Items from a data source
------------------------------------------------------------------------
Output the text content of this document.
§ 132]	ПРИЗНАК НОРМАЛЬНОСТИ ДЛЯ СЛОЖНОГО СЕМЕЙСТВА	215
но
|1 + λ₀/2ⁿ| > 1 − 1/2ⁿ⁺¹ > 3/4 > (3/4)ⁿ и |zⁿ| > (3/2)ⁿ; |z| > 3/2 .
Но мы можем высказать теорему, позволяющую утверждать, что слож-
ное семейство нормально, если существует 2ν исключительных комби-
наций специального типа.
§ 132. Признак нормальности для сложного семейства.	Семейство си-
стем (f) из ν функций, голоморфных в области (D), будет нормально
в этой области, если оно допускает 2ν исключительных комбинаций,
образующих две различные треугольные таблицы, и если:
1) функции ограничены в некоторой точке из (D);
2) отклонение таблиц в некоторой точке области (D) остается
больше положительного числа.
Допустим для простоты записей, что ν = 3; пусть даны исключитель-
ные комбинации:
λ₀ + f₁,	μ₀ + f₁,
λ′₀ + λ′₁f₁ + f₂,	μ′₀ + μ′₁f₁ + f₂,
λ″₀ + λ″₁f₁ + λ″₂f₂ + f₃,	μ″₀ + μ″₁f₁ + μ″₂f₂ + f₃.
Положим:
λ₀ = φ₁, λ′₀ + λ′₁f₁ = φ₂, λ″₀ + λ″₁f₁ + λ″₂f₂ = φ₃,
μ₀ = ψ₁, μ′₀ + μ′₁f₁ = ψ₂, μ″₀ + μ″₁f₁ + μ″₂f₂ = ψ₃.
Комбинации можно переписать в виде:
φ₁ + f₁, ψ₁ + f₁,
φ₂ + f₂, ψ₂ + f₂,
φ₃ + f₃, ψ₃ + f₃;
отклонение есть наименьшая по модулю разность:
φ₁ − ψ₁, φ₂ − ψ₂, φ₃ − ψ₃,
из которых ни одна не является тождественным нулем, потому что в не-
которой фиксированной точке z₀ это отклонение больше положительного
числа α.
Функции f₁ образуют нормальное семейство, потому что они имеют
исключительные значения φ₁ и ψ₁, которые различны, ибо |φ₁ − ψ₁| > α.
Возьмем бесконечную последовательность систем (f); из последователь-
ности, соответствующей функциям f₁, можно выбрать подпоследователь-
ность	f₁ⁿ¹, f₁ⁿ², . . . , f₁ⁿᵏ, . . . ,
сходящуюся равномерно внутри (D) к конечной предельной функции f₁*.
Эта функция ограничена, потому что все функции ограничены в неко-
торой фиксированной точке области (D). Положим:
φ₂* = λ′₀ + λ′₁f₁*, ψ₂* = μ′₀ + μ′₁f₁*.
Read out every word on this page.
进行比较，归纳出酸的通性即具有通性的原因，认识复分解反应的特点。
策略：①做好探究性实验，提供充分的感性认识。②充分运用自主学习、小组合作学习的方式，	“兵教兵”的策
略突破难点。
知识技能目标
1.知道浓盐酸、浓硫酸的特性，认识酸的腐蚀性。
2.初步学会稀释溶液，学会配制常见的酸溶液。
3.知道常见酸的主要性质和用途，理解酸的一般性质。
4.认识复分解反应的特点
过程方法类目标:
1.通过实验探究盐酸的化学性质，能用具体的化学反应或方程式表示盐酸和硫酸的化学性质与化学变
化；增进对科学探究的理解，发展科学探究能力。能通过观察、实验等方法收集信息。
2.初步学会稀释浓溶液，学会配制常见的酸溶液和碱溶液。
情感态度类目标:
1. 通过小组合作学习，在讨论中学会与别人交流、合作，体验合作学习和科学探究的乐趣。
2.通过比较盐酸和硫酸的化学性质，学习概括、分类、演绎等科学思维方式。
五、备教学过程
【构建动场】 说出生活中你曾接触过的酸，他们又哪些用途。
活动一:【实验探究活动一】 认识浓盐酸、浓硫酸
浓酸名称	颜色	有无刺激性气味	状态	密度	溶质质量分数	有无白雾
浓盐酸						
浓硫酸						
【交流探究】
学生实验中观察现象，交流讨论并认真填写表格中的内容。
------------------------------------------------------------------------
▶ _WHAT THE TASK ASKS_: How many lines in these entries hold the string "области"? Answer with the number alone.

▶ _WORKED ANSWER_: 4